__SHORT TASK__.
Copy every entry exactly.

+++ RECORDS FOR THIS TASK

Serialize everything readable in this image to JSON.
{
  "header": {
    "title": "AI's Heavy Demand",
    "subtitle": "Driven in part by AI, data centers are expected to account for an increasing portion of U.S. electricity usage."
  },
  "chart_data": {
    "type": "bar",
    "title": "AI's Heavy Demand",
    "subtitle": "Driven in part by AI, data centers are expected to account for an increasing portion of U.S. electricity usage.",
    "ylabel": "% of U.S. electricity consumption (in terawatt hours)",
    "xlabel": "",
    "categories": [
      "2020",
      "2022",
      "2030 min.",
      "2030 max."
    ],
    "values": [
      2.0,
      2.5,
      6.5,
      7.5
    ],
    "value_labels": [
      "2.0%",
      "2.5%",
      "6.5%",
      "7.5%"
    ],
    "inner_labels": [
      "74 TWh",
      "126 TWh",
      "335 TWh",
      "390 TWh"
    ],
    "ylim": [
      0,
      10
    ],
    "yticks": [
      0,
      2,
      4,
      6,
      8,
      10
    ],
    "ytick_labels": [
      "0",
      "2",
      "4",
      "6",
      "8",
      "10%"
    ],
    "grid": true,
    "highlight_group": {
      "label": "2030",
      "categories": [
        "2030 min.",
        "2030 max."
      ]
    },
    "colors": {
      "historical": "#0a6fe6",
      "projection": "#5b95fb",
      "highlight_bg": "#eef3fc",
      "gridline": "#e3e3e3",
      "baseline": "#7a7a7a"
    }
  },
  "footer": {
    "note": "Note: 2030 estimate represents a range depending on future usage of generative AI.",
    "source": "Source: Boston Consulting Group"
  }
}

++++++

__SOLUTION__.
Serialize everything readable in this image to JSON.
{
  "header": {
    "title": "AI's Heavy Demand",
    "subtitle": "Driven in part by AI, data centers are expected to account for an increasing portion of U.S. electricity usage."
  },
  "chart_data": {
    "type": "bar",
    "title": "AI's Heavy Demand",
    "subtitle": "Driven in part by AI, data centers are expected to account for an increasing portion of U.S. electricity usage.",
    "ylabel": "% of U.S. electricity consumption (in terawatt hours)",
    "xlabel": "",
    "categories": [
      "2020",
      "2022",
      "2030 min.",
      "2030 max."
    ],
    "values": [
      2.0,
      2.5,
      6.5,
      7.5
    ],
    "value_labels": [
      "2.0%",
      "2.5%",
      "6.5%",
      "7.5%"
    ],
    "inner_labels": [
      "74 TWh",
      "126 TWh",
      "335 TWh",
      "390 TWh"
    ],
    "ylim": [
      0,
      10
    ],
    "yticks": [
      0,
      2,
      4,
      6,
      8,
      10
    ],
    "ytick_labels": [
      "0",
      "2",
      "4",
      "6",
      "8",
      "10%"
    ],
    "grid": true,
    "highlight_group": {
      "label": "2030",
      "categories": [
        "2030 min.",
        "2030 max."
      ]
    },
    "colors": {
      "historical": "#0a6fe6",
      "projection": "#5b95fb",
      "highlight_bg": "#eef3fc",
      "gridline": "#e3e3e3",
      "baseline": "#7a7a7a"
    }
  },
  "footer": {
    "note": "Note: 2030 estimate represents a range depending on future usage of generative AI.",
    "source": "Source: Boston Consulting Group"
  }
}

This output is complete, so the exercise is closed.